Stored records:
• • • • • • •

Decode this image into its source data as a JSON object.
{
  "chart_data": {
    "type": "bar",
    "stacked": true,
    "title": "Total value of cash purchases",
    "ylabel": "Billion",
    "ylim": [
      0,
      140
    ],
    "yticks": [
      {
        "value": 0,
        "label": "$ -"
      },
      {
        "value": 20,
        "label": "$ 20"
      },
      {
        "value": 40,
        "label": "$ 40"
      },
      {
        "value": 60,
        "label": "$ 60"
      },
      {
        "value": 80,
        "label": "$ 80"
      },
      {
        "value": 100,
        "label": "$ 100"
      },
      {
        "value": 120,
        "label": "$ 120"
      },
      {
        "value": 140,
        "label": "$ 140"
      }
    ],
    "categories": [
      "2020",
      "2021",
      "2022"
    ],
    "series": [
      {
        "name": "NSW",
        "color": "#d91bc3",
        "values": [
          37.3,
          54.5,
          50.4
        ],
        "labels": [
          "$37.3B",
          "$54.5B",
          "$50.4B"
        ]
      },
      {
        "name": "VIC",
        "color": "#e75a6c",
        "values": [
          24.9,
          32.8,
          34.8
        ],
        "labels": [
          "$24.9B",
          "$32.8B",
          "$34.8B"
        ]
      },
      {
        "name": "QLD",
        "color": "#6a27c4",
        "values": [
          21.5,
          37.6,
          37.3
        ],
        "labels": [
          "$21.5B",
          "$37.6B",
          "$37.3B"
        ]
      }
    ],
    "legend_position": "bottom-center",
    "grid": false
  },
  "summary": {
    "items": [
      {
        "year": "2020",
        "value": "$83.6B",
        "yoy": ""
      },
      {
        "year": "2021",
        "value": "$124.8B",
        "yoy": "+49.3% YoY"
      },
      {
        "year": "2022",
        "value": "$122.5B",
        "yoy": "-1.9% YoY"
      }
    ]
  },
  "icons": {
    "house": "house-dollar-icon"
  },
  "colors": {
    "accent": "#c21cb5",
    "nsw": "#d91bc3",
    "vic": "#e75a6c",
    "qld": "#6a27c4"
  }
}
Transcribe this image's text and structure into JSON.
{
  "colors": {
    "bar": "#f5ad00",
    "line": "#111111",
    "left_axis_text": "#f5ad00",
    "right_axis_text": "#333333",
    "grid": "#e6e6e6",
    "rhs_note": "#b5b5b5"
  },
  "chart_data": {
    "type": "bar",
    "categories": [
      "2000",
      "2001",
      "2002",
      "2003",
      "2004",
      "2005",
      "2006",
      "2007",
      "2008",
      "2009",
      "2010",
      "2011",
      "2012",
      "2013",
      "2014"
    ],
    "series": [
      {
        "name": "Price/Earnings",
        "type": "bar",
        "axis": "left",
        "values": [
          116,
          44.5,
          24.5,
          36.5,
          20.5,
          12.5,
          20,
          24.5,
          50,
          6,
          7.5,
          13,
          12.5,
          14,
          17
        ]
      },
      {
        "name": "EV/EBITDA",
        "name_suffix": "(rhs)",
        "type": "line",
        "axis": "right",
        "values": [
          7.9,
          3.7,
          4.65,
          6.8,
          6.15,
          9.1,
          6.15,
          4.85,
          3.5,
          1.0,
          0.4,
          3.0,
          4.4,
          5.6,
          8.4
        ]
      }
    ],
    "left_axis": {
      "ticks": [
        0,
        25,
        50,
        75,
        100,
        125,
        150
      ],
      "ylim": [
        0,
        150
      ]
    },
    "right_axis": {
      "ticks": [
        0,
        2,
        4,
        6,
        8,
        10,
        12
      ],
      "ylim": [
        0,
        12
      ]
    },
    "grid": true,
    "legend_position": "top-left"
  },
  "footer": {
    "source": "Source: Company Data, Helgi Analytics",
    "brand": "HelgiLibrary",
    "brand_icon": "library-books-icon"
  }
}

• • • • • • •

_What the task asks_. Quote all the records exactly, please, leaving none out.

_Task output_.
Decode this image into its source data as a JSON object.
{
  "chart_data": {
    "type": "bar",
    "stacked": true,
    "title": "Total value of cash purchases",
    "ylabel": "Billion",
    "ylim": [
      0,
      140
    ],
    "yticks": [
      {
        "value": 0,
        "label": "$ -"
      },
      {
        "value": 20,
        "label": "$ 20"
      },
      {
        "value": 40,
        "label": "$ 40"
      },
      {
        "value": 60,
        "label": "$ 60"
      },
      {
        "value": 80,
        "label": "$ 80"
      },
      {
        "value": 100,
        "label": "$ 100"
      },
      {
        "value": 120,
        "label": "$ 120"
      },
      {
        "value": 140,
        "label": "$ 140"
      }
    ],
    "categories": [
      "2020",
      "2021",
      "2022"
    ],
    "series": [
      {
        "name": "NSW",
        "color": "#d91bc3",
        "values": [
          37.3,
          54.5,
          50.4
        ],
        "labels": [
          "$37.3B",
          "$54.5B",
          "$50.4B"
        ]
      },
      {
        "name": "VIC",
        "color": "#e75a6c",
        "values": [
          24.9,
          32.8,
          34.8
        ],
        "labels": [
          "$24.9B",
          "$32.8B",
          "$34.8B"
        ]
      },
      {
        "name": "QLD",
        "color": "#6a27c4",
        "values": [
          21.5,
          37.6,
          37.3
        ],
        "labels": [
          "$21.5B",
          "$37.6B",
          "$37.3B"
        ]
      }
    ],
    "legend_position": "bottom-center",
    "grid": false
  },
  "summary": {
    "items": [
      {
        "year": "2020",
        "value": "$83.6B",
        "yoy": ""
      },
      {
        "year": "2021",
        "value": "$124.8B",
        "yoy": "+49.3% YoY"
      },
      {
        "year": "2022",
        "value": "$122.5B",
        "yoy": "-1.9% YoY"
      }
    ]
  },
  "icons": {
    "house": "house-dollar-icon"
  },
  "colors": {
    "accent": "#c21cb5",
    "nsw": "#d91bc3",
    "vic": "#e75a6c",
    "qld": "#6a27c4"
  }
}
Transcribe this image's text and structure into JSON.
{
  "colors": {
    "bar": "#f5ad00",
    "line": "#111111",
    "left_axis_text": "#f5ad00",
    "right_axis_text": "#333333",
    "grid": "#e6e6e6",
    "rhs_note": "#b5b5b5"
  },
  "chart_data": {
    "type": "bar",
    "categories": [
      "2000",
      "2001",
      "2002",
      "2003",
      "2004",
      "2005",
      "2006",
      "2007",
      "2008",
      "2009",
      "2010",
      "2011",
      "2012",
      "2013",
      "2014"
    ],
    "series": [
      {
        "name": "Price/Earnings",
        "type": "bar",
        "axis": "left",
        "values": [
          116,
          44.5,
          24.5,
          36.5,
          20.5,
          12.5,
          20,
          24.5,
          50,
          6,
          7.5,
          13,
          12.5,
          14,
          17
        ]
      },
      {
        "name": "EV/EBITDA",
        "name_suffix": "(rhs)",
        "type": "line",
        "axis": "right",
        "values": [
          7.9,
          3.7,
          4.65,
          6.8,
          6.15,
          9.1,
          6.15,
          4.85,
          3.5,
          1.0,
          0.4,
          3.0,
          4.4,
          5.6,
          8.4
        ]
      }
    ],
    "left_axis": {
      "ticks": [
        0,
        25,
        50,
        75,
        100,
        125,
        150
      ],
      "ylim": [
        0,
        150
      ]
    },
    "right_axis": {
      "ticks": [
        0,
        2,
        4,
        6,
        8,
        10,
        12
      ],
      "ylim": [
        0,
        12
      ]
    },
    "grid": true,
    "legend_position": "top-left"
  },
  "footer": {
    "source": "Source: Company Data, Helgi Analytics",
    "brand": "HelgiLibrary",
    "brand_icon": "library-books-icon"
  }
}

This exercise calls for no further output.